(Requirement):
Print all of the lines exactly. Any picture among them stays out.

(Data extracted from a collection)
_ _ _
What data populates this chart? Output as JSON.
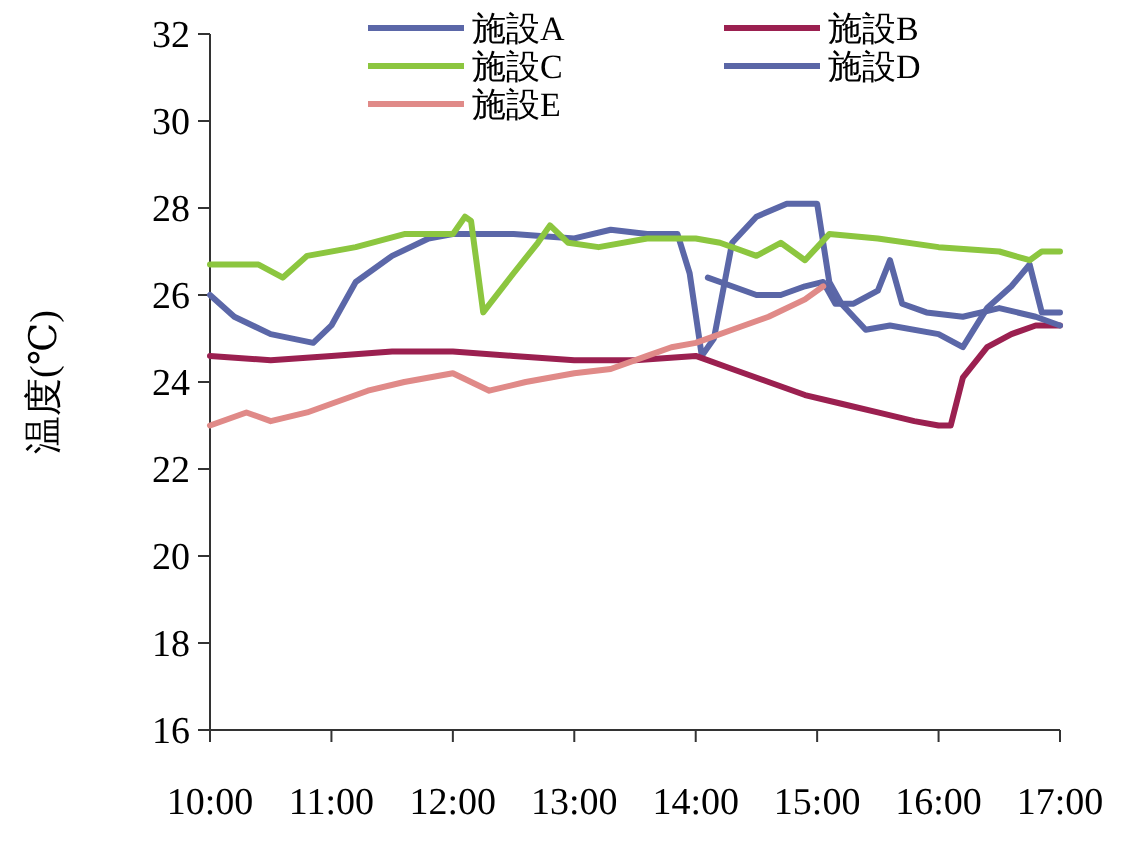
{
  "chart_data": {
    "type": "line",
    "ylabel": "温度(℃)",
    "xlim": [
      10,
      17
    ],
    "ylim": [
      16,
      32
    ],
    "xticks": [
      {
        "value": 10,
        "label": "10:00"
      },
      {
        "value": 11,
        "label": "11:00"
      },
      {
        "value": 12,
        "label": "12:00"
      },
      {
        "value": 13,
        "label": "13:00"
      },
      {
        "value": 14,
        "label": "14:00"
      },
      {
        "value": 15,
        "label": "15:00"
      },
      {
        "value": 16,
        "label": "16:00"
      },
      {
        "value": 17,
        "label": "17:00"
      }
    ],
    "yticks": [
      16,
      18,
      20,
      22,
      24,
      26,
      28,
      30,
      32
    ],
    "grid": false,
    "legend": "top right",
    "marker": "none",
    "line_style": "solid",
    "series": [
      {
        "name": "施設A",
        "color": "#5b67a8",
        "x": [
          10,
          10.2,
          10.5,
          10.85,
          11,
          11.2,
          11.5,
          11.8,
          12,
          12.5,
          13,
          13.3,
          13.6,
          13.85,
          13.95,
          14.05,
          14.15,
          14.3,
          14.5,
          14.75,
          15,
          15.1,
          15.2,
          15.4,
          15.6,
          16,
          16.2,
          16.4,
          16.6,
          16.75,
          16.85,
          17
        ],
        "values": [
          26,
          25.5,
          25.1,
          24.9,
          25.3,
          26.3,
          26.9,
          27.3,
          27.4,
          27.4,
          27.3,
          27.5,
          27.4,
          27.4,
          26.5,
          24.6,
          25,
          27.2,
          27.8,
          28.1,
          28.1,
          26.3,
          25.8,
          25.2,
          25.3,
          25.1,
          24.8,
          25.7,
          26.2,
          26.7,
          25.6,
          25.6
        ]
      },
      {
        "name": "施設B",
        "color": "#9b2050",
        "x": [
          10,
          10.5,
          11,
          11.5,
          12,
          12.5,
          13,
          13.5,
          14,
          14.3,
          14.6,
          14.9,
          15.2,
          15.5,
          15.8,
          16,
          16.1,
          16.2,
          16.4,
          16.6,
          16.8,
          17
        ],
        "values": [
          24.6,
          24.5,
          24.6,
          24.7,
          24.7,
          24.6,
          24.5,
          24.5,
          24.6,
          24.3,
          24,
          23.7,
          23.5,
          23.3,
          23.1,
          23,
          23,
          24.1,
          24.8,
          25.1,
          25.3,
          25.3
        ]
      },
      {
        "name": "施設C",
        "color": "#8cc63f",
        "x": [
          10,
          10.4,
          10.6,
          10.8,
          11.2,
          11.6,
          12,
          12.1,
          12.15,
          12.25,
          12.5,
          12.7,
          12.8,
          12.95,
          13.2,
          13.6,
          14,
          14.2,
          14.5,
          14.7,
          14.9,
          15.1,
          15.5,
          16,
          16.5,
          16.75,
          16.85,
          17
        ],
        "values": [
          26.7,
          26.7,
          26.4,
          26.9,
          27.1,
          27.4,
          27.4,
          27.8,
          27.7,
          25.6,
          26.5,
          27.2,
          27.6,
          27.2,
          27.1,
          27.3,
          27.3,
          27.2,
          26.9,
          27.2,
          26.8,
          27.4,
          27.3,
          27.1,
          27,
          26.8,
          27,
          27
        ]
      },
      {
        "name": "施設D",
        "color": "#5a66a6",
        "x": [
          14.1,
          14.3,
          14.5,
          14.7,
          14.9,
          15.05,
          15.15,
          15.3,
          15.5,
          15.6,
          15.7,
          15.9,
          16.2,
          16.5,
          16.8,
          17
        ],
        "values": [
          26.4,
          26.2,
          26,
          26,
          26.2,
          26.3,
          25.8,
          25.8,
          26.1,
          26.8,
          25.8,
          25.6,
          25.5,
          25.7,
          25.5,
          25.3
        ]
      },
      {
        "name": "施設E",
        "color": "#e08a88",
        "x": [
          10,
          10.3,
          10.5,
          10.8,
          11,
          11.3,
          11.6,
          12,
          12.3,
          12.6,
          13,
          13.3,
          13.6,
          13.8,
          14,
          14.3,
          14.6,
          14.9,
          15.05
        ],
        "values": [
          23,
          23.3,
          23.1,
          23.3,
          23.5,
          23.8,
          24,
          24.2,
          23.8,
          24,
          24.2,
          24.3,
          24.6,
          24.8,
          24.9,
          25.2,
          25.5,
          25.9,
          26.2
        ]
      }
    ]
  }
}
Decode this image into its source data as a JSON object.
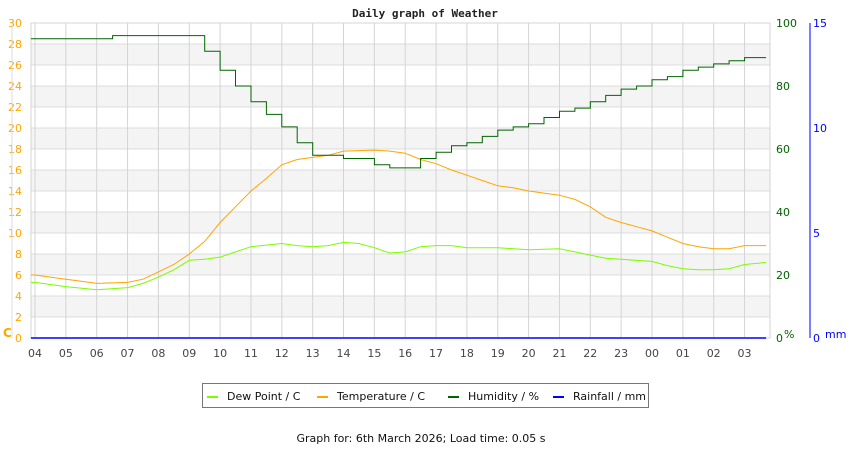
_ _ _
(Task answer):
What data populates this chart? Output as JSON.
{
  "chart_data": {
    "type": "line",
    "ylabel": "温度(℃)",
    "xlim": [
      10,
      17
    ],
    "ylim": [
      16,
      32
    ],
    "xticks": [
      {
        "value": 10,
        "label": "10:00"
      },
      {
        "value": 11,
        "label": "11:00"
      },
      {
        "value": 12,
        "label": "12:00"
      },
      {
        "value": 13,
        "label": "13:00"
      },
      {
        "value": 14,
        "label": "14:00"
      },
      {
        "value": 15,
        "label": "15:00"
      },
      {
        "value": 16,
        "label": "16:00"
      },
      {
        "value": 17,
        "label": "17:00"
      }
    ],
    "yticks": [
      16,
      18,
      20,
      22,
      24,
      26,
      28,
      30,
      32
    ],
    "grid": false,
    "legend": "top right",
    "marker": "none",
    "line_style": "solid",
    "series": [
      {
        "name": "施設A",
        "color": "#5b67a8",
        "x": [
          10,
          10.2,
          10.5,
          10.85,
          11,
          11.2,
          11.5,
          11.8,
          12,
          12.5,
          13,
          13.3,
          13.6,
          13.85,
          13.95,
          14.05,
          14.15,
          14.3,
          14.5,
          14.75,
          15,
          15.1,
          15.2,
          15.4,
          15.6,
          16,
          16.2,
          16.4,
          16.6,
          16.75,
          16.85,
          17
        ],
        "values": [
          26,
          25.5,
          25.1,
          24.9,
          25.3,
          26.3,
          26.9,
          27.3,
          27.4,
          27.4,
          27.3,
          27.5,
          27.4,
          27.4,
          26.5,
          24.6,
          25,
          27.2,
          27.8,
          28.1,
          28.1,
          26.3,
          25.8,
          25.2,
          25.3,
          25.1,
          24.8,
          25.7,
          26.2,
          26.7,
          25.6,
          25.6
        ]
      },
      {
        "name": "施設B",
        "color": "#9b2050",
        "x": [
          10,
          10.5,
          11,
          11.5,
          12,
          12.5,
          13,
          13.5,
          14,
          14.3,
          14.6,
          14.9,
          15.2,
          15.5,
          15.8,
          16,
          16.1,
          16.2,
          16.4,
          16.6,
          16.8,
          17
        ],
        "values": [
          24.6,
          24.5,
          24.6,
          24.7,
          24.7,
          24.6,
          24.5,
          24.5,
          24.6,
          24.3,
          24,
          23.7,
          23.5,
          23.3,
          23.1,
          23,
          23,
          24.1,
          24.8,
          25.1,
          25.3,
          25.3
        ]
      },
      {
        "name": "施設C",
        "color": "#8cc63f",
        "x": [
          10,
          10.4,
          10.6,
          10.8,
          11.2,
          11.6,
          12,
          12.1,
          12.15,
          12.25,
          12.5,
          12.7,
          12.8,
          12.95,
          13.2,
          13.6,
          14,
          14.2,
          14.5,
          14.7,
          14.9,
          15.1,
          15.5,
          16,
          16.5,
          16.75,
          16.85,
          17
        ],
        "values": [
          26.7,
          26.7,
          26.4,
          26.9,
          27.1,
          27.4,
          27.4,
          27.8,
          27.7,
          25.6,
          26.5,
          27.2,
          27.6,
          27.2,
          27.1,
          27.3,
          27.3,
          27.2,
          26.9,
          27.2,
          26.8,
          27.4,
          27.3,
          27.1,
          27,
          26.8,
          27,
          27
        ]
      },
      {
        "name": "施設D",
        "color": "#5a66a6",
        "x": [
          14.1,
          14.3,
          14.5,
          14.7,
          14.9,
          15.05,
          15.15,
          15.3,
          15.5,
          15.6,
          15.7,
          15.9,
          16.2,
          16.5,
          16.8,
          17
        ],
        "values": [
          26.4,
          26.2,
          26,
          26,
          26.2,
          26.3,
          25.8,
          25.8,
          26.1,
          26.8,
          25.8,
          25.6,
          25.5,
          25.7,
          25.5,
          25.3
        ]
      },
      {
        "name": "施設E",
        "color": "#e08a88",
        "x": [
          10,
          10.3,
          10.5,
          10.8,
          11,
          11.3,
          11.6,
          12,
          12.3,
          12.6,
          13,
          13.3,
          13.6,
          13.8,
          14,
          14.3,
          14.6,
          14.9,
          15.05
        ],
        "values": [
          23,
          23.3,
          23.1,
          23.3,
          23.5,
          23.8,
          24,
          24.2,
          23.8,
          24,
          24.2,
          24.3,
          24.6,
          24.8,
          24.9,
          25.2,
          25.5,
          25.9,
          26.2
        ]
      }
    ]
  }
}
Decode this image into its source data as a JSON object.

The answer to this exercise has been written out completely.